■ **REQUIREMENTS**
Return every line of the listing below unchanged, leaving out the pictures.

Region annotation records
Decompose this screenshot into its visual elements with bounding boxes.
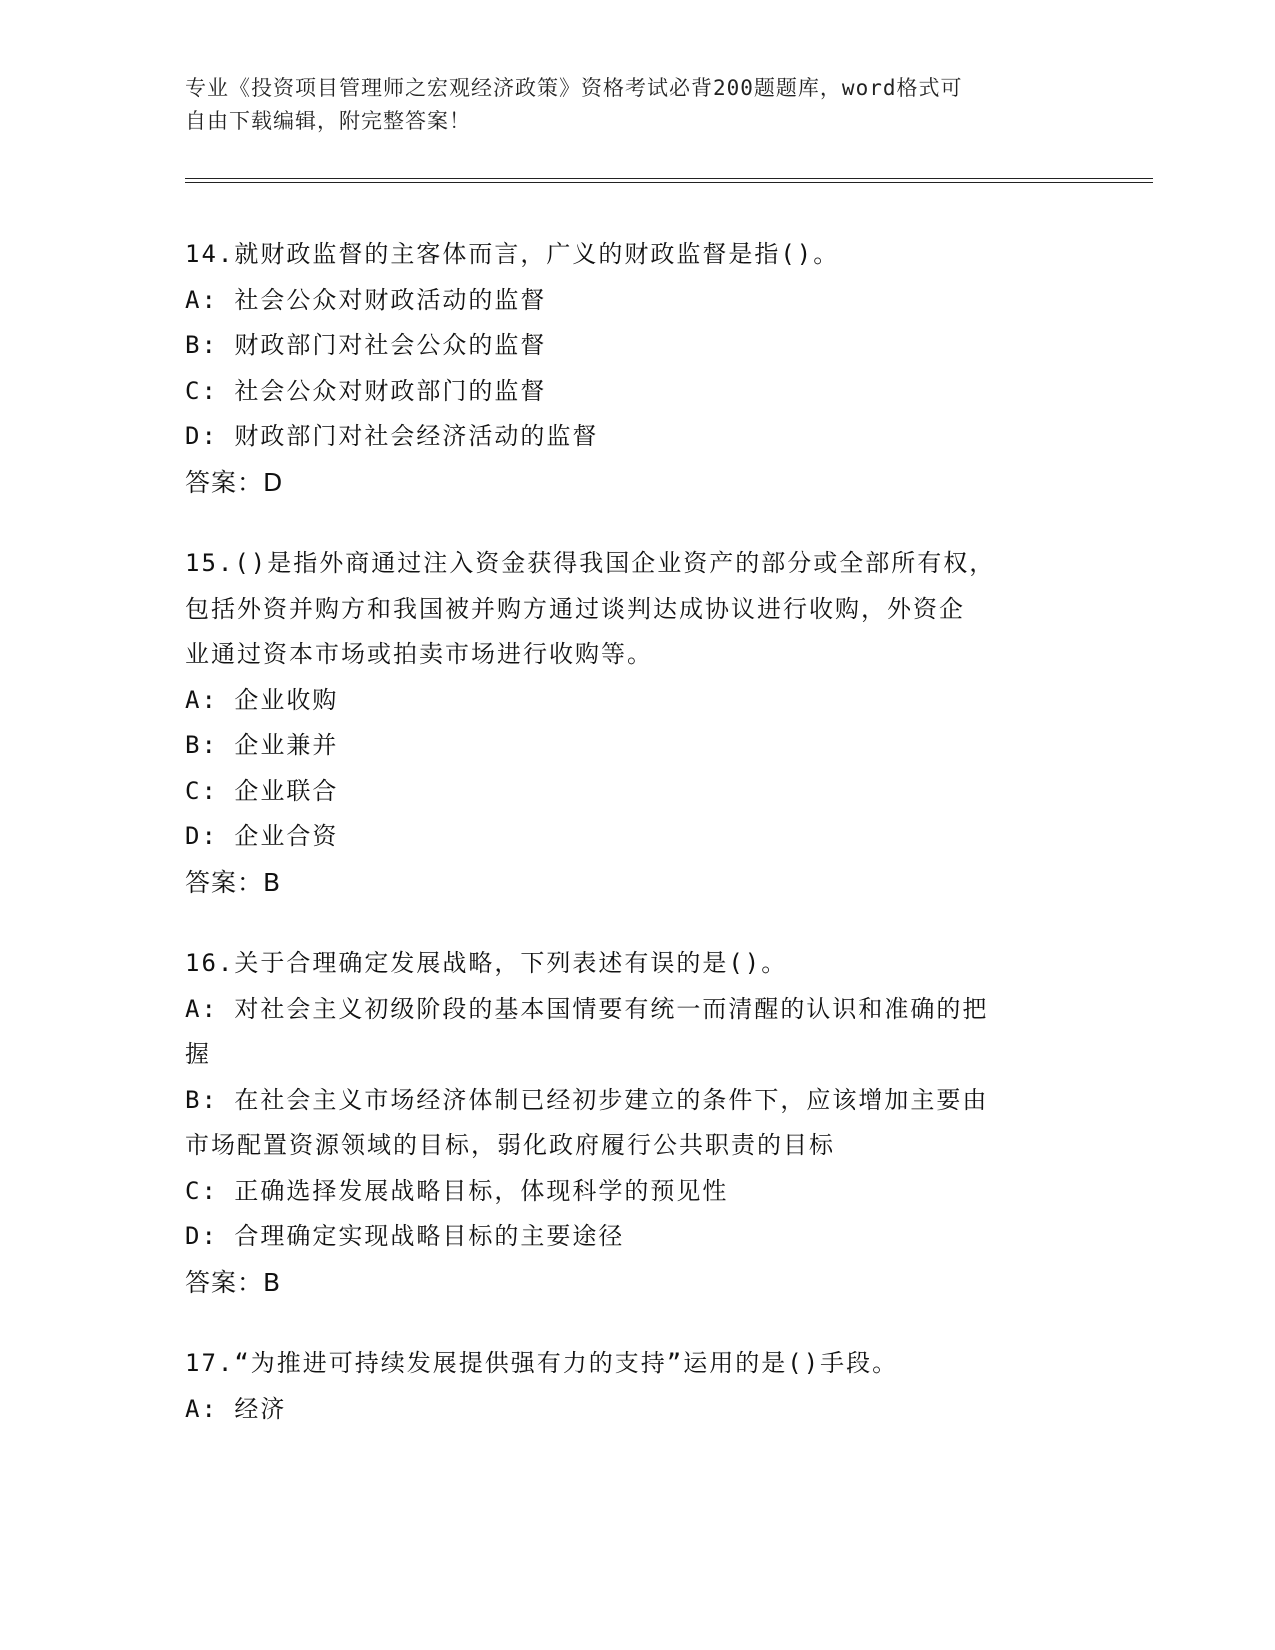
option-text: A: 企业收购 <box>185 685 339 714</box>
option-text: D: 企业合资 <box>185 822 339 850</box>
question-text: 15.()是指外商通过注入资金获得我国企业资产的部分或全部所有权， <box>185 549 996 577</box>
option-text: A: 社会公众对财政活动的监督 <box>185 285 547 314</box>
option-text: B: 企业兼并 <box>185 731 339 759</box>
question-block <box>185 232 1085 505</box>
option-text: D: 财政部门对社会经济活动的监督 <box>185 422 599 450</box>
option-text: C: 企业联合 <box>185 776 339 805</box>
option-text: B: 在社会主义市场经济体制已经初步建立的条件下，应该增加主要由 <box>185 1085 989 1114</box>
option-text: C: 正确选择发展战略目标，体现科学的预见性 <box>185 1176 729 1205</box>
question-block <box>185 1341 1085 1432</box>
question-text: 17.“为推进可持续发展提供强有力的支持”运用的是()手段。 <box>185 1349 899 1377</box>
option-text: D: 合理确定实现战略目标的主要途径 <box>185 1222 625 1250</box>
option-text: 市场配置资源领域的目标，弱化政府履行公共职责的目标 <box>185 1131 835 1159</box>
question-text: 16.关于合理确定发展战略，下列表述有误的是()。 <box>185 949 788 977</box>
question-text: 14.就财政监督的主客体而言，广义的财政监督是指()。 <box>185 240 840 268</box>
answer-text: 答案：D <box>185 467 284 497</box>
answer-text: 答案：B <box>185 867 282 897</box>
question-text: 包括外资并购方和我国被并购方通过谈判达成协议进行收购，外资企 <box>185 594 965 623</box>
option-text: C: 社会公众对财政部门的监督 <box>185 376 547 405</box>
question-block <box>185 541 1085 905</box>
question-text: 业通过资本市场或拍卖市场进行收购等。 <box>185 640 653 668</box>
option-text: A: 对社会主义初级阶段的基本国情要有统一而清醒的认识和准确的把 <box>185 994 989 1023</box>
header-divider <box>185 178 1153 183</box>
header-line-2: 自由下载编辑，附完整答案！ <box>185 109 471 133</box>
document-header <box>185 72 1065 138</box>
option-text: 握 <box>185 1040 211 1068</box>
header-line-1: 专业《投资项目管理师之宏观经济政策》资格考试必背200题题库，word格式可 <box>185 76 963 100</box>
question-block <box>185 941 1085 1305</box>
option-text: B: 财政部门对社会公众的监督 <box>185 331 547 359</box>
option-text: A: 经济 <box>185 1394 287 1423</box>
answer-text: 答案：B <box>185 1267 282 1297</box>
question-list <box>185 232 1085 1468</box>
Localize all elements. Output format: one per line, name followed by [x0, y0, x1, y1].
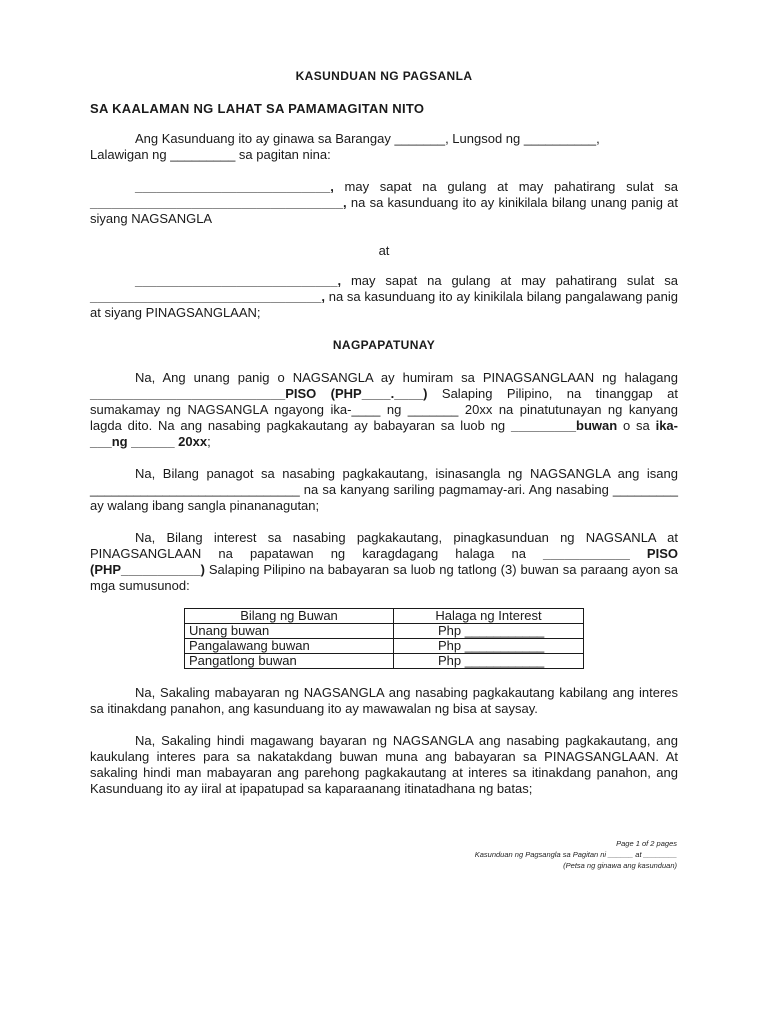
- default-paragraph: Na, Sakaling hindi magawang bayaran ng NAGSANGLA ang nasabing pagkakautang, ang kaukulang interes para sa nakatakdang buwan muna ang babayaran sa PINAGSANGLAAN. At sakaling hindi man mabayaran ang parehong pagkakautang at interes sa itinakdang panahon, ang Kasunduang ito ay iiral at ipapatupad sa kaparaanang itinatadhana ng batas;: [90, 733, 678, 796]
- loan-date-blank: ika-___ng ______ 20xx: [90, 418, 678, 449]
- footer-date-note: (Petsa ng ginawa ang kasunduan): [563, 861, 677, 870]
- footer-parties: Kasunduan ng Pagsangla sa Pagitan ni ______ at ________: [474, 850, 677, 859]
- loan-text-1: Na, Ang unang panig o NAGSANGLA ay humiram sa PINAGSANGLAAN ng halagang: [135, 370, 678, 385]
- loan-text-2: Salaping Pilipino, na tinanggap at sumakamay ng NAGSANGLA ngayong ika-____ ng _______ 20xx na pinatutunayan ng kanyang lagda dito. Na ang nasabing pagkakautang ay babayaran sa luob ng: [90, 386, 679, 433]
- party-one-text-1: may sapat na gulang at may pahatirang sulat sa: [333, 179, 678, 194]
- intro-line-1: Ang Kasunduang ito ay ginawa sa Barangay _______, Lungsod ng __________,: [135, 131, 600, 146]
- party-two-name-blank: ____________________________,: [135, 273, 342, 288]
- collateral-paragraph: Na, Bilang panagot sa nasabing pagkakautang, isinasangla ng NAGSANGLA ang isang _____________________________ na sa kanyang sariling pagmamay-ari. Ang nasabing _________ ay walang ibang sangla pinananagutan;: [90, 466, 678, 513]
- loan-paragraph: [90, 370, 678, 450]
- document-subtitle: SA KAALAMAN NG LAHAT SA PAMAMAGITAN NITO: [90, 101, 425, 116]
- section-heading: NAGPAPATUNAY: [332, 338, 436, 352]
- table-header-interest: Halaga ng Interest: [394, 609, 584, 624]
- table-header-row: [185, 609, 584, 624]
- interest-text-1: Na, Bilang interest sa nasabing pagkakautang, pinagkasunduan ng NAGSANLA at PINAGSANGLAAN na papatawan ng karagdagang halaga na: [90, 530, 678, 561]
- interest-table: [184, 608, 584, 669]
- interest-amount-blank: ____________ PISO (PHP___________): [90, 546, 678, 577]
- page-footer: [475, 838, 677, 871]
- table-header-month: Bilang ng Buwan: [185, 609, 394, 624]
- interest-paragraph: [90, 530, 678, 594]
- loan-months-blank: _________buwan: [510, 418, 618, 433]
- table-row: [185, 639, 584, 654]
- loan-text-3: o sa: [617, 418, 656, 433]
- intro-paragraph: [90, 131, 678, 163]
- table-row: [185, 654, 584, 669]
- document-page: [90, 68, 678, 797]
- loan-text-4: ;: [207, 434, 211, 449]
- party-one-name-blank: ___________________________,: [135, 179, 334, 194]
- intro-line-2: Lalawigan ng _________ sa pagitan nina:: [90, 147, 331, 162]
- footer-page-number: Page 1 of 2 pages: [616, 839, 677, 848]
- table-cell-month: Unang buwan: [185, 624, 394, 639]
- party-two-paragraph: [90, 273, 678, 321]
- party-one-text-2: na sa kasunduang ito ay kinikilala bilang unang panig at siyang NAGSANGLA: [90, 195, 678, 226]
- table-cell-interest: Php ___________: [394, 639, 584, 654]
- conjunction-at: at: [378, 243, 390, 258]
- party-two-text-2: na sa kasunduang ito ay kinikilala bilang pangalawang panig at siyang PINAGSANGLAAN;: [90, 289, 678, 320]
- full-payment-paragraph: Na, Sakaling mabayaran ng NAGSANGLA ang nasabing pagkakautang kabilang ang interes sa itinakdang panahon, ang kasunduang ito ay mawawalan ng bisa at saysay.: [90, 685, 678, 716]
- table-cell-interest: Php ___________: [394, 654, 584, 669]
- table-cell-month: Pangalawang buwan: [185, 639, 394, 654]
- table-row: [185, 624, 584, 639]
- party-one-address-blank: ___________________________________,: [90, 195, 347, 210]
- table-cell-month: Pangatlong buwan: [185, 654, 394, 669]
- party-two-address-blank: ________________________________,: [90, 289, 325, 304]
- party-one-paragraph: [90, 179, 678, 227]
- table-cell-interest: Php ___________: [394, 624, 584, 639]
- interest-text-2: Salaping Pilipino na babayaran sa luob ng tatlong (3) buwan sa paraang ayon sa mga sumusunod:: [90, 562, 678, 593]
- party-two-text-1: may sapat na gulang at may pahatirang sulat sa: [341, 273, 678, 288]
- loan-amount-blank: ___________________________PISO (PHP____.____): [90, 386, 428, 401]
- document-title: KASUNDUAN NG PAGSANLA: [295, 69, 473, 83]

■ **SOLUTION**
Decompose this screenshot into its visual elements with bounding boxes.
option-text: A: 企业收购 <box>185 685 339 714</box>
option-text: D: 企业合资 <box>185 822 339 850</box>
question-text: 15.()是指外商通过注入资金获得我国企业资产的部分或全部所有权， <box>185 549 996 577</box>
option-text: A: 社会公众对财政活动的监督 <box>185 285 547 314</box>
option-text: B: 企业兼并 <box>185 731 339 759</box>
question-block <box>185 232 1085 505</box>
option-text: D: 财政部门对社会经济活动的监督 <box>185 422 599 450</box>
option-text: C: 企业联合 <box>185 776 339 805</box>
option-text: B: 在社会主义市场经济体制已经初步建立的条件下，应该增加主要由 <box>185 1085 989 1114</box>
option-text: C: 正确选择发展战略目标，体现科学的预见性 <box>185 1176 729 1205</box>
question-block <box>185 1341 1085 1432</box>
question-text: 17.“为推进可持续发展提供强有力的支持”运用的是()手段。 <box>185 1349 899 1377</box>
option-text: D: 合理确定实现战略目标的主要途径 <box>185 1222 625 1250</box>
option-text: 市场配置资源领域的目标，弱化政府履行公共职责的目标 <box>185 1131 835 1159</box>
question-text: 16.关于合理确定发展战略，下列表述有误的是()。 <box>185 949 788 977</box>
question-text: 14.就财政监督的主客体而言，广义的财政监督是指()。 <box>185 240 840 268</box>
answer-text: 答案：D <box>185 467 284 497</box>
answer-text: 答案：B <box>185 867 282 897</box>
question-text: 包括外资并购方和我国被并购方通过谈判达成协议进行收购，外资企 <box>185 594 965 623</box>
option-text: C: 社会公众对财政部门的监督 <box>185 376 547 405</box>
question-block <box>185 541 1085 905</box>
question-text: 业通过资本市场或拍卖市场进行收购等。 <box>185 640 653 668</box>
option-text: A: 对社会主义初级阶段的基本国情要有统一而清醒的认识和准确的把 <box>185 994 989 1023</box>
header-divider <box>185 178 1153 183</box>
header-line-2: 自由下载编辑，附完整答案！ <box>185 109 471 133</box>
document-header <box>185 72 1065 138</box>
option-text: 握 <box>185 1040 211 1068</box>
header-line-1: 专业《投资项目管理师之宏观经济政策》资格考试必背200题题库，word格式可 <box>185 76 963 100</box>
question-block <box>185 941 1085 1305</box>
option-text: B: 财政部门对社会公众的监督 <box>185 331 547 359</box>
option-text: A: 经济 <box>185 1394 287 1423</box>
answer-text: 答案：B <box>185 1267 282 1297</box>
question-list <box>185 232 1085 1468</box>
Localize all elements. Output format: one per line, name followed by [x0, y0, x1, y1].
- default-paragraph: Na, Sakaling hindi magawang bayaran ng NAGSANGLA ang nasabing pagkakautang, ang kaukulang interes para sa nakatakdang buwan muna ang babayaran sa PINAGSANGLAAN. At sakaling hindi man mabayaran ang parehong pagkakautang at interes sa itinakdang panahon, ang Kasunduang ito ay iiral at ipapatupad sa kaparaanang itinatadhana ng batas;: [90, 733, 678, 796]
- loan-date-blank: ika-___ng ______ 20xx: [90, 418, 678, 449]
- footer-date-note: (Petsa ng ginawa ang kasunduan): [563, 861, 677, 870]
- footer-parties: Kasunduan ng Pagsangla sa Pagitan ni ______ at ________: [474, 850, 677, 859]
- loan-text-1: Na, Ang unang panig o NAGSANGLA ay humiram sa PINAGSANGLAAN ng halagang: [135, 370, 678, 385]
- loan-text-2: Salaping Pilipino, na tinanggap at sumakamay ng NAGSANGLA ngayong ika-____ ng _______ 20xx na pinatutunayan ng kanyang lagda dito. Na ang nasabing pagkakautang ay babayaran sa luob ng: [90, 386, 679, 433]
- party-one-text-1: may sapat na gulang at may pahatirang sulat sa: [333, 179, 678, 194]
- intro-line-1: Ang Kasunduang ito ay ginawa sa Barangay _______, Lungsod ng __________,: [135, 131, 600, 146]
- party-two-name-blank: ____________________________,: [135, 273, 342, 288]
- collateral-paragraph: Na, Bilang panagot sa nasabing pagkakautang, isinasangla ng NAGSANGLA ang isang _____________________________ na sa kanyang sariling pagmamay-ari. Ang nasabing _________ ay walang ibang sangla pinananagutan;: [90, 466, 678, 513]
- loan-paragraph: [90, 370, 678, 450]
- document-subtitle: SA KAALAMAN NG LAHAT SA PAMAMAGITAN NITO: [90, 101, 425, 116]
- section-heading: NAGPAPATUNAY: [332, 338, 436, 352]
- table-header-interest: Halaga ng Interest: [394, 609, 584, 624]
- table-header-row: [185, 609, 584, 624]
- interest-text-1: Na, Bilang interest sa nasabing pagkakautang, pinagkasunduan ng NAGSANLA at PINAGSANGLAAN na papatawan ng karagdagang halaga na: [90, 530, 678, 561]
- interest-table: [184, 608, 584, 669]
- interest-amount-blank: ____________ PISO (PHP___________): [90, 546, 678, 577]
- page-footer: [475, 838, 677, 871]
- table-header-month: Bilang ng Buwan: [185, 609, 394, 624]
- interest-paragraph: [90, 530, 678, 594]
- loan-months-blank: _________buwan: [510, 418, 618, 433]
- table-row: [185, 639, 584, 654]
- loan-text-3: o sa: [617, 418, 656, 433]
- intro-paragraph: [90, 131, 678, 163]
- table-row: [185, 654, 584, 669]
- document-page: [90, 68, 678, 797]
- loan-text-4: ;: [207, 434, 211, 449]
- party-one-name-blank: ___________________________,: [135, 179, 334, 194]
- intro-line-2: Lalawigan ng _________ sa pagitan nina:: [90, 147, 331, 162]
- footer-page-number: Page 1 of 2 pages: [616, 839, 677, 848]
- table-cell-month: Unang buwan: [185, 624, 394, 639]
- party-two-paragraph: [90, 273, 678, 321]
- party-one-text-2: na sa kasunduang ito ay kinikilala bilang unang panig at siyang NAGSANGLA: [90, 195, 678, 226]
- table-cell-interest: Php ___________: [394, 639, 584, 654]
- conjunction-at: at: [378, 243, 390, 258]
- party-two-text-2: na sa kasunduang ito ay kinikilala bilang pangalawang panig at siyang PINAGSANGLAAN;: [90, 289, 678, 320]
- full-payment-paragraph: Na, Sakaling mabayaran ng NAGSANGLA ang nasabing pagkakautang kabilang ang interes sa itinakdang panahon, ang kasunduang ito ay mawawalan ng bisa at saysay.: [90, 685, 678, 716]
- table-cell-interest: Php ___________: [394, 654, 584, 669]
- table-cell-month: Pangalawang buwan: [185, 639, 394, 654]
- table-row: [185, 624, 584, 639]
- party-one-address-blank: ___________________________________,: [90, 195, 347, 210]
- table-cell-month: Pangatlong buwan: [185, 654, 394, 669]
- party-two-address-blank: ________________________________,: [90, 289, 325, 304]
- party-one-paragraph: [90, 179, 678, 227]
- table-cell-interest: Php ___________: [394, 624, 584, 639]
- interest-text-2: Salaping Pilipino na babayaran sa luob ng tatlong (3) buwan sa paraang ayon sa mga sumusunod:: [90, 562, 678, 593]
- party-two-text-1: may sapat na gulang at may pahatirang sulat sa: [341, 273, 678, 288]
- loan-amount-blank: ___________________________PISO (PHP____.____): [90, 386, 428, 401]
- document-title: KASUNDUAN NG PAGSANLA: [295, 69, 473, 83]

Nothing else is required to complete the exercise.